-- BEGIN Data excerpts --
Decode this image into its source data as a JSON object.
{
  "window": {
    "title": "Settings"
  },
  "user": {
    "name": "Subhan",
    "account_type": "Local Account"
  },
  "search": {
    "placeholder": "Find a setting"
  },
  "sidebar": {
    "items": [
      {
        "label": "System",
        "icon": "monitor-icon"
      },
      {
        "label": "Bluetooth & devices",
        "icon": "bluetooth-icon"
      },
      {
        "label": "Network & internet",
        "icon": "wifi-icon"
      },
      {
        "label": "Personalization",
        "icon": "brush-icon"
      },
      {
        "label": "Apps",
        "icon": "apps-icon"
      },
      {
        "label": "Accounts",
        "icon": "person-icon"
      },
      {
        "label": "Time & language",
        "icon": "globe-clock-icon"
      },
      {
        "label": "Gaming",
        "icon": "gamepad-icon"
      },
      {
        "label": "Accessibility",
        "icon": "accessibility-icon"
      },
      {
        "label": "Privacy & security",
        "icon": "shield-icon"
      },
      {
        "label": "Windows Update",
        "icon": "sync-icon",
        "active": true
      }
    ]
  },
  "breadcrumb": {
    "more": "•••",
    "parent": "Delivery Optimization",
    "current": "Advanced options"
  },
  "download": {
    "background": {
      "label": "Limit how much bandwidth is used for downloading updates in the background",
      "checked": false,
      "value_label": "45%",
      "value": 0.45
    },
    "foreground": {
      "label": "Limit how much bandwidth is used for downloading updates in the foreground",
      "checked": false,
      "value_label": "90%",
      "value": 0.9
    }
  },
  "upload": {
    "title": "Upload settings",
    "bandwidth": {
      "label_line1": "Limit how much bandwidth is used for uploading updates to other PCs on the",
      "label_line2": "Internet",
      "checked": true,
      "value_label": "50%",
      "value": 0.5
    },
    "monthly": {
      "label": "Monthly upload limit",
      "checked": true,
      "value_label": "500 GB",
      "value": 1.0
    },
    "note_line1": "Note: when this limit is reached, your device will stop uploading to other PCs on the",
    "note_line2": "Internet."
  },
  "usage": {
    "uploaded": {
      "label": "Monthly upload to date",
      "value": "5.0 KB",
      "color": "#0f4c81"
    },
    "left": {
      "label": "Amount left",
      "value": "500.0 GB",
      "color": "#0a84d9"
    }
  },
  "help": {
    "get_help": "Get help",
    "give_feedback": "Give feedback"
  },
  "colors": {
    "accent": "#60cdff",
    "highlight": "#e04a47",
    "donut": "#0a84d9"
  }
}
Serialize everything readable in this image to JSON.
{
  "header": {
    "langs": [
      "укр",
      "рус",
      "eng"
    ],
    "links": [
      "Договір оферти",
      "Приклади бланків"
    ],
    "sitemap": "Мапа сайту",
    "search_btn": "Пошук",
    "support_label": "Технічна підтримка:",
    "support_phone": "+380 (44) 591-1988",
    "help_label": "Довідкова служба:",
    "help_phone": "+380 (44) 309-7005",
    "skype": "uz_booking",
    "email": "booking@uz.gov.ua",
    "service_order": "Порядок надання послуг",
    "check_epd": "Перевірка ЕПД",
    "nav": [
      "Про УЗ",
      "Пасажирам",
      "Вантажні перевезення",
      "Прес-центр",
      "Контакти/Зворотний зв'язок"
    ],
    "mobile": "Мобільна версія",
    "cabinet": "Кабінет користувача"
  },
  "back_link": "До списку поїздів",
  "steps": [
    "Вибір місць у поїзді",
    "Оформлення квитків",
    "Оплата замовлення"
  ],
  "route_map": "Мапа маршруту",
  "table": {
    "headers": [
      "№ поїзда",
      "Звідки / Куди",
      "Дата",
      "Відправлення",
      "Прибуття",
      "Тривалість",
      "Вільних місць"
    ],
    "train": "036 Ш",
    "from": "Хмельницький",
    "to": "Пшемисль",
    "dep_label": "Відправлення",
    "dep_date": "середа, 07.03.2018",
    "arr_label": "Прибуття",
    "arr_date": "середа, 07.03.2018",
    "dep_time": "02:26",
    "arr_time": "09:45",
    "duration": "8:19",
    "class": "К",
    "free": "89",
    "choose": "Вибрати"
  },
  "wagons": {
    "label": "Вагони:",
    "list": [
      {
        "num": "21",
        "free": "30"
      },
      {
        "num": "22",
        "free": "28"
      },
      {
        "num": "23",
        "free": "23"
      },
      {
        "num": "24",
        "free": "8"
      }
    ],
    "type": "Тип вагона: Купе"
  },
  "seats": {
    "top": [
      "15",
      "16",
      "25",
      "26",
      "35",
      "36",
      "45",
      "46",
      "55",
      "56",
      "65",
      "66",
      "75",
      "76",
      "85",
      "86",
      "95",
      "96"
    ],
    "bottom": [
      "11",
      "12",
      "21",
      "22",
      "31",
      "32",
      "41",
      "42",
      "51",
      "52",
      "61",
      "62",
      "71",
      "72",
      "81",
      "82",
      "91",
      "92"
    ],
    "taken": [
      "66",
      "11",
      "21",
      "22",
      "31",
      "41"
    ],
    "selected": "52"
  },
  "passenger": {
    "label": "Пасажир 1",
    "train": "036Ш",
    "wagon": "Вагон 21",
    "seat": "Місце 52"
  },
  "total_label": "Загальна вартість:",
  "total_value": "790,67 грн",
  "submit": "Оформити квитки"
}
-- END Data excerpts --
[What is asked] Print out every entry, keeping each one exact.

[Right answer]
Decode this image into its source data as a JSON object.
{
  "window": {
    "title": "Settings"
  },
  "user": {
    "name": "Subhan",
    "account_type": "Local Account"
  },
  "search": {
    "placeholder": "Find a setting"
  },
  "sidebar": {
    "items": [
      {
        "label": "System",
        "icon": "monitor-icon"
      },
      {
        "label": "Bluetooth & devices",
        "icon": "bluetooth-icon"
      },
      {
        "label": "Network & internet",
        "icon": "wifi-icon"
      },
      {
        "label": "Personalization",
        "icon": "brush-icon"
      },
      {
        "label": "Apps",
        "icon": "apps-icon"
      },
      {
        "label": "Accounts",
        "icon": "person-icon"
      },
      {
        "label": "Time & language",
        "icon": "globe-clock-icon"
      },
      {
        "label": "Gaming",
        "icon": "gamepad-icon"
      },
      {
        "label": "Accessibility",
        "icon": "accessibility-icon"
      },
      {
        "label": "Privacy & security",
        "icon": "shield-icon"
      },
      {
        "label": "Windows Update",
        "icon": "sync-icon",
        "active": true
      }
    ]
  },
  "breadcrumb": {
    "more": "•••",
    "parent": "Delivery Optimization",
    "current": "Advanced options"
  },
  "download": {
    "background": {
      "label": "Limit how much bandwidth is used for downloading updates in the background",
      "checked": false,
      "value_label": "45%",
      "value": 0.45
    },
    "foreground": {
      "label": "Limit how much bandwidth is used for downloading updates in the foreground",
      "checked": false,
      "value_label": "90%",
      "value": 0.9
    }
  },
  "upload": {
    "title": "Upload settings",
    "bandwidth": {
      "label_line1": "Limit how much bandwidth is used for uploading updates to other PCs on the",
      "label_line2": "Internet",
      "checked": true,
      "value_label": "50%",
      "value": 0.5
    },
    "monthly": {
      "label": "Monthly upload limit",
      "checked": true,
      "value_label": "500 GB",
      "value": 1.0
    },
    "note_line1": "Note: when this limit is reached, your device will stop uploading to other PCs on the",
    "note_line2": "Internet."
  },
  "usage": {
    "uploaded": {
      "label": "Monthly upload to date",
      "value": "5.0 KB",
      "color": "#0f4c81"
    },
    "left": {
      "label": "Amount left",
      "value": "500.0 GB",
      "color": "#0a84d9"
    }
  },
  "help": {
    "get_help": "Get help",
    "give_feedback": "Give feedback"
  },
  "colors": {
    "accent": "#60cdff",
    "highlight": "#e04a47",
    "donut": "#0a84d9"
  }
}
Serialize everything readable in this image to JSON.
{
  "header": {
    "langs": [
      "укр",
      "рус",
      "eng"
    ],
    "links": [
      "Договір оферти",
      "Приклади бланків"
    ],
    "sitemap": "Мапа сайту",
    "search_btn": "Пошук",
    "support_label": "Технічна підтримка:",
    "support_phone": "+380 (44) 591-1988",
    "help_label": "Довідкова служба:",
    "help_phone": "+380 (44) 309-7005",
    "skype": "uz_booking",
    "email": "booking@uz.gov.ua",
    "service_order": "Порядок надання послуг",
    "check_epd": "Перевірка ЕПД",
    "nav": [
      "Про УЗ",
      "Пасажирам",
      "Вантажні перевезення",
      "Прес-центр",
      "Контакти/Зворотний зв'язок"
    ],
    "mobile": "Мобільна версія",
    "cabinet": "Кабінет користувача"
  },
  "back_link": "До списку поїздів",
  "steps": [
    "Вибір місць у поїзді",
    "Оформлення квитків",
    "Оплата замовлення"
  ],
  "route_map": "Мапа маршруту",
  "table": {
    "headers": [
      "№ поїзда",
      "Звідки / Куди",
      "Дата",
      "Відправлення",
      "Прибуття",
      "Тривалість",
      "Вільних місць"
    ],
    "train": "036 Ш",
    "from": "Хмельницький",
    "to": "Пшемисль",
    "dep_label": "Відправлення",
    "dep_date": "середа, 07.03.2018",
    "arr_label": "Прибуття",
    "arr_date": "середа, 07.03.2018",
    "dep_time": "02:26",
    "arr_time": "09:45",
    "duration": "8:19",
    "class": "К",
    "free": "89",
    "choose": "Вибрати"
  },
  "wagons": {
    "label": "Вагони:",
    "list": [
      {
        "num": "21",
        "free": "30"
      },
      {
        "num": "22",
        "free": "28"
      },
      {
        "num": "23",
        "free": "23"
      },
      {
        "num": "24",
        "free": "8"
      }
    ],
    "type": "Тип вагона: Купе"
  },
  "seats": {
    "top": [
      "15",
      "16",
      "25",
      "26",
      "35",
      "36",
      "45",
      "46",
      "55",
      "56",
      "65",
      "66",
      "75",
      "76",
      "85",
      "86",
      "95",
      "96"
    ],
    "bottom": [
      "11",
      "12",
      "21",
      "22",
      "31",
      "32",
      "41",
      "42",
      "51",
      "52",
      "61",
      "62",
      "71",
      "72",
      "81",
      "82",
      "91",
      "92"
    ],
    "taken": [
      "66",
      "11",
      "21",
      "22",
      "31",
      "41"
    ],
    "selected": "52"
  },
  "passenger": {
    "label": "Пасажир 1",
    "train": "036Ш",
    "wagon": "Вагон 21",
    "seat": "Місце 52"
  },
  "total_label": "Загальна вартість:",
  "total_value": "790,67 грн",
  "submit": "Оформити квитки"
}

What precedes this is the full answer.